From the entries below, gather every line containing the string "data".

(Entries provided)
####################
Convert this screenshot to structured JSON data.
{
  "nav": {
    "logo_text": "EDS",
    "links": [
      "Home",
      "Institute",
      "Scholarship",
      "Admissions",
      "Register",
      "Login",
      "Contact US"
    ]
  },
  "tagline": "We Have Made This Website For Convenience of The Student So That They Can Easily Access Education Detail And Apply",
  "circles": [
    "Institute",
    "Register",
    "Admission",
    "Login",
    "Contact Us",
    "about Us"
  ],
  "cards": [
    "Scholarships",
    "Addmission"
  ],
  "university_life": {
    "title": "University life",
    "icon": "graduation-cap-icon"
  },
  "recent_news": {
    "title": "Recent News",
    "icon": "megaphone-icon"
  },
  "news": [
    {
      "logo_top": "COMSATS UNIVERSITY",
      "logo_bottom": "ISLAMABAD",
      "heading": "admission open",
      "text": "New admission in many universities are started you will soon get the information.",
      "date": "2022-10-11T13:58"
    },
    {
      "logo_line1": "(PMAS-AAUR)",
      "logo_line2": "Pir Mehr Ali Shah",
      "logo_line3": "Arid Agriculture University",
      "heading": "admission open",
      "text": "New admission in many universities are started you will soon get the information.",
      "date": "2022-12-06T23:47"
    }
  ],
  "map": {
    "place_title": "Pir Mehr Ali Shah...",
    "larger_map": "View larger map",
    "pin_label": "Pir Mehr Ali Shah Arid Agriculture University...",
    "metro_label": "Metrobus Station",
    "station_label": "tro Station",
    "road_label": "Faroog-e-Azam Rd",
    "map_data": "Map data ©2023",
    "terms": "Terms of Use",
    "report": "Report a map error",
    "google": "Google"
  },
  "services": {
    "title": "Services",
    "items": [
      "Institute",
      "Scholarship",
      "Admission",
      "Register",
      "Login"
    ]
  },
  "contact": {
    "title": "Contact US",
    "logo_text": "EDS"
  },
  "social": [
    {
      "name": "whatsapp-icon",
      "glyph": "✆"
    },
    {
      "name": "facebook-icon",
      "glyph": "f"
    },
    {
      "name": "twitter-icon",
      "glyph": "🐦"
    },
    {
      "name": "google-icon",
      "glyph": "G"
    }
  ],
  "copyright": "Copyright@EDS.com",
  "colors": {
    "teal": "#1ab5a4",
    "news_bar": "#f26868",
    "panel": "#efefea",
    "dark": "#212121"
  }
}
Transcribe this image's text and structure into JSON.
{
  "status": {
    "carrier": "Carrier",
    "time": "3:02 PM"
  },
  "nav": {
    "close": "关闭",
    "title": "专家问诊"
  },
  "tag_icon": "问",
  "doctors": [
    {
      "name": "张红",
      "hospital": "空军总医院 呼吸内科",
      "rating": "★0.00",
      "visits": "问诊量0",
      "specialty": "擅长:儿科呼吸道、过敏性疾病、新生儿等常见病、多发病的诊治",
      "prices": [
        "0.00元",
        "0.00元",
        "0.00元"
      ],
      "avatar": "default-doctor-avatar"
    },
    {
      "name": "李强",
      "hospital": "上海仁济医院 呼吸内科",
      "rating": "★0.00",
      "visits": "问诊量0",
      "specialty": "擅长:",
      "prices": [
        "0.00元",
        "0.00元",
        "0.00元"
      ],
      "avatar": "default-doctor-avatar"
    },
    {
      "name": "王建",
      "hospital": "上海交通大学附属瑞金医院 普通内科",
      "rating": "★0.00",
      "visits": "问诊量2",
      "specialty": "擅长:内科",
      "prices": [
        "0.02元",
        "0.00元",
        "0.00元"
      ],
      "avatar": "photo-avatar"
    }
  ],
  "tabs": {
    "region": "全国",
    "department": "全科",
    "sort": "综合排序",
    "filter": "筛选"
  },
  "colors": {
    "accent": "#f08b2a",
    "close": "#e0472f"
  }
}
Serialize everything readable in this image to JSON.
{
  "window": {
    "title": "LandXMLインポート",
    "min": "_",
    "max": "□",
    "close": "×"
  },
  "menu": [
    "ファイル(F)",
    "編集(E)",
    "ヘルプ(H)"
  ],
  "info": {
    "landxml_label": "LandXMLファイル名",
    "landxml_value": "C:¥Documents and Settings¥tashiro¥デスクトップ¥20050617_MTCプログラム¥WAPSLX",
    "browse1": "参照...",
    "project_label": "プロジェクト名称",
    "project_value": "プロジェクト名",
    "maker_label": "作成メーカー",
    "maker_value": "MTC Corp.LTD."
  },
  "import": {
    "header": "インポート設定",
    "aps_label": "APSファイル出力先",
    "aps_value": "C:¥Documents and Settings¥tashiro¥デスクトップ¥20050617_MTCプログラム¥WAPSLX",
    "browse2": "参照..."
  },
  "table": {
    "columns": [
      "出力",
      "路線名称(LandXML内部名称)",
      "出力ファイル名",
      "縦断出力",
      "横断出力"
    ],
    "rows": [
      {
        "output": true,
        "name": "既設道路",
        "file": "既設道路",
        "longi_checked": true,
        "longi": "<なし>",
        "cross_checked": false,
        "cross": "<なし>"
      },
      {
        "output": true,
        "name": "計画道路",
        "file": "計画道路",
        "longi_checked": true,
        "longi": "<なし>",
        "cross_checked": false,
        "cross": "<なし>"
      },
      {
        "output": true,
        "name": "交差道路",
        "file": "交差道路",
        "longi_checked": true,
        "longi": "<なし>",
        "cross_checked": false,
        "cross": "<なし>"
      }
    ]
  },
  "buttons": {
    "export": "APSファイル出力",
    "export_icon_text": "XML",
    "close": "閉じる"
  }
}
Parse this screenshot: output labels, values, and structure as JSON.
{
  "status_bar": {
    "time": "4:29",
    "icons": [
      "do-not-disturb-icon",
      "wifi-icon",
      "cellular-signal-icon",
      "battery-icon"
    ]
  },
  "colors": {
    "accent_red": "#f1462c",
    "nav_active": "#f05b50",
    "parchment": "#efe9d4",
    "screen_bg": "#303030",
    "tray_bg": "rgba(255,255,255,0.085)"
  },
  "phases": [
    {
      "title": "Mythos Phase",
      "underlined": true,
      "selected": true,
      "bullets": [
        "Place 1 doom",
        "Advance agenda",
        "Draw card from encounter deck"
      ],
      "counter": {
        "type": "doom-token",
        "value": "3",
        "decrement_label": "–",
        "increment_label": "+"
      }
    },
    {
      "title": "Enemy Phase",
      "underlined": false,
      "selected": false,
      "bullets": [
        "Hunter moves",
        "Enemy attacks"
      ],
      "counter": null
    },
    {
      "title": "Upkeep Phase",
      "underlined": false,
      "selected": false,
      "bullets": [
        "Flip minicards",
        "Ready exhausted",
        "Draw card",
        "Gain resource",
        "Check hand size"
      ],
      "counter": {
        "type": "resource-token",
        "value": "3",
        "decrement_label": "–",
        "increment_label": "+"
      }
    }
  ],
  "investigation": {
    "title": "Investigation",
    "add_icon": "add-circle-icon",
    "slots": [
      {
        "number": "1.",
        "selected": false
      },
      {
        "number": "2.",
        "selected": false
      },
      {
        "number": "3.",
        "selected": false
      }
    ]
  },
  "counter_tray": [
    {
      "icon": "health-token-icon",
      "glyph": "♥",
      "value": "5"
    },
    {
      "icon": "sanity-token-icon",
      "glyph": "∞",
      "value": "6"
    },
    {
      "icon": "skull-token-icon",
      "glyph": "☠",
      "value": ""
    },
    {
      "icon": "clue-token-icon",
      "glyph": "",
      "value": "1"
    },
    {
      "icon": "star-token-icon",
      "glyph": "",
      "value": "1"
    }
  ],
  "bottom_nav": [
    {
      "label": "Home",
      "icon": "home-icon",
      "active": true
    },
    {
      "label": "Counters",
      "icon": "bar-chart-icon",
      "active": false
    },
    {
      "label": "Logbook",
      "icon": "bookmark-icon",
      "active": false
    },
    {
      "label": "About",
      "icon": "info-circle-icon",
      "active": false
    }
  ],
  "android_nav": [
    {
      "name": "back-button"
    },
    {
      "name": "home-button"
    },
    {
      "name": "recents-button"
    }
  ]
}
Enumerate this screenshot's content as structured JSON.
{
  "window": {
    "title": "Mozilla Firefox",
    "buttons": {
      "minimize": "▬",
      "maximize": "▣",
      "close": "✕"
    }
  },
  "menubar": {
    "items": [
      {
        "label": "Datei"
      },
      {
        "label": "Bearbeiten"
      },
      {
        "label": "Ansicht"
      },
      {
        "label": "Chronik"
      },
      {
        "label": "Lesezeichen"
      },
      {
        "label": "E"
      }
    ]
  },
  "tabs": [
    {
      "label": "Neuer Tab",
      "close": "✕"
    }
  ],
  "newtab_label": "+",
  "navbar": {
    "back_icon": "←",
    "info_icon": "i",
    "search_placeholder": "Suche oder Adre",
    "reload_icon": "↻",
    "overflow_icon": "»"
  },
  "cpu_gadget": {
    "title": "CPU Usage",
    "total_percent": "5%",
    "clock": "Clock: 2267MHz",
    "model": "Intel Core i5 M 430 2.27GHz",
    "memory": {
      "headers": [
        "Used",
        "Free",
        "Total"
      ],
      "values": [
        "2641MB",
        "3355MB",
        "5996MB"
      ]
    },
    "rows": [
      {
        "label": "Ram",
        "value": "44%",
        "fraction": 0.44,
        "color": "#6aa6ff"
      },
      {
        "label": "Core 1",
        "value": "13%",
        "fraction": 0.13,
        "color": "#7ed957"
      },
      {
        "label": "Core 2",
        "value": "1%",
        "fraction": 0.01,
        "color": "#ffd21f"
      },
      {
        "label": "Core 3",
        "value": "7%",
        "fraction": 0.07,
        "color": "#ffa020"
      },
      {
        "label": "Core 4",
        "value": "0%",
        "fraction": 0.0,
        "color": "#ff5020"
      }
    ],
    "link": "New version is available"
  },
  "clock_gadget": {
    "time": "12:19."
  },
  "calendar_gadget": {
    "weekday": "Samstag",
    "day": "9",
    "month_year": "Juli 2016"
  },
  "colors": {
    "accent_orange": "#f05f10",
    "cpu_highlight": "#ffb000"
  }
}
####################
(Expected answer)
Convert this screenshot to structured JSON data.
    "map_data": "Map data ©2023",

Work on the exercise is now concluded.